◆ Problem
Check every line below for the word "Period" and copy each one that has it.
#### Data for this exercise ####
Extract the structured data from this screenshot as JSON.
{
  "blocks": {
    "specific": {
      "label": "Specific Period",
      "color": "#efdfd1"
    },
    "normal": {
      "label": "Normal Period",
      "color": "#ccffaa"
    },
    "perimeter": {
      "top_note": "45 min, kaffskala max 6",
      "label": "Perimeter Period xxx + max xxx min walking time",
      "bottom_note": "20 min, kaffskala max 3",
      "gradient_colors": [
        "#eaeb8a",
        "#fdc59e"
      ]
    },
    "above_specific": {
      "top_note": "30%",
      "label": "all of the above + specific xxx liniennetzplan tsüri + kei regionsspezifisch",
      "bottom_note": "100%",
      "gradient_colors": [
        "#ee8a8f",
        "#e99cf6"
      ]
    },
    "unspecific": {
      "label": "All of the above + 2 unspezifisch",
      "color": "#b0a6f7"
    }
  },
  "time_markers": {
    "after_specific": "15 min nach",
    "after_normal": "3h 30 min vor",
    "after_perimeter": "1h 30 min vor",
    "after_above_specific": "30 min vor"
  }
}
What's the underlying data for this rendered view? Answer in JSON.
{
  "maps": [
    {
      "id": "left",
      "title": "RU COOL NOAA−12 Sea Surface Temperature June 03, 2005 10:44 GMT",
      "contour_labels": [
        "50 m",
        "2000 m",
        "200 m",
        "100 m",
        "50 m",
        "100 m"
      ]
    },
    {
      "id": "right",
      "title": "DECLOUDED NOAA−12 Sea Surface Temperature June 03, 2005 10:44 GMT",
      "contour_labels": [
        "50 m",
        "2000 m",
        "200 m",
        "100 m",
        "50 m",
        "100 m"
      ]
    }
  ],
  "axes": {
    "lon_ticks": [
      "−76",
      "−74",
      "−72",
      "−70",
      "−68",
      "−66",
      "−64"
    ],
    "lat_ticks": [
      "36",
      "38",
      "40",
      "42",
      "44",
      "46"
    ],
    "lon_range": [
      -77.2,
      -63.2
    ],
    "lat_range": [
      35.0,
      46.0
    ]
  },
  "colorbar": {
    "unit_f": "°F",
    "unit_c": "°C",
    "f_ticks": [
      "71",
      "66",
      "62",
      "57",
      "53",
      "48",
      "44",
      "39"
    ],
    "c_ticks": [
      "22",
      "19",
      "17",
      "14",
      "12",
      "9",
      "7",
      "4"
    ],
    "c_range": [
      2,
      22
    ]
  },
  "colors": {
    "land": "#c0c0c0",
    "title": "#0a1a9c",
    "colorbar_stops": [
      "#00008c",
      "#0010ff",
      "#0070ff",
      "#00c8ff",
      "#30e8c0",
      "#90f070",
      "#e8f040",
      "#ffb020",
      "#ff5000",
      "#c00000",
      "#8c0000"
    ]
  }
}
####
◆ Result of this exercise
      "label": "Specific Period",
      "label": "Normal Period",
      "label": "Perimeter Period xxx + max xxx min walking time",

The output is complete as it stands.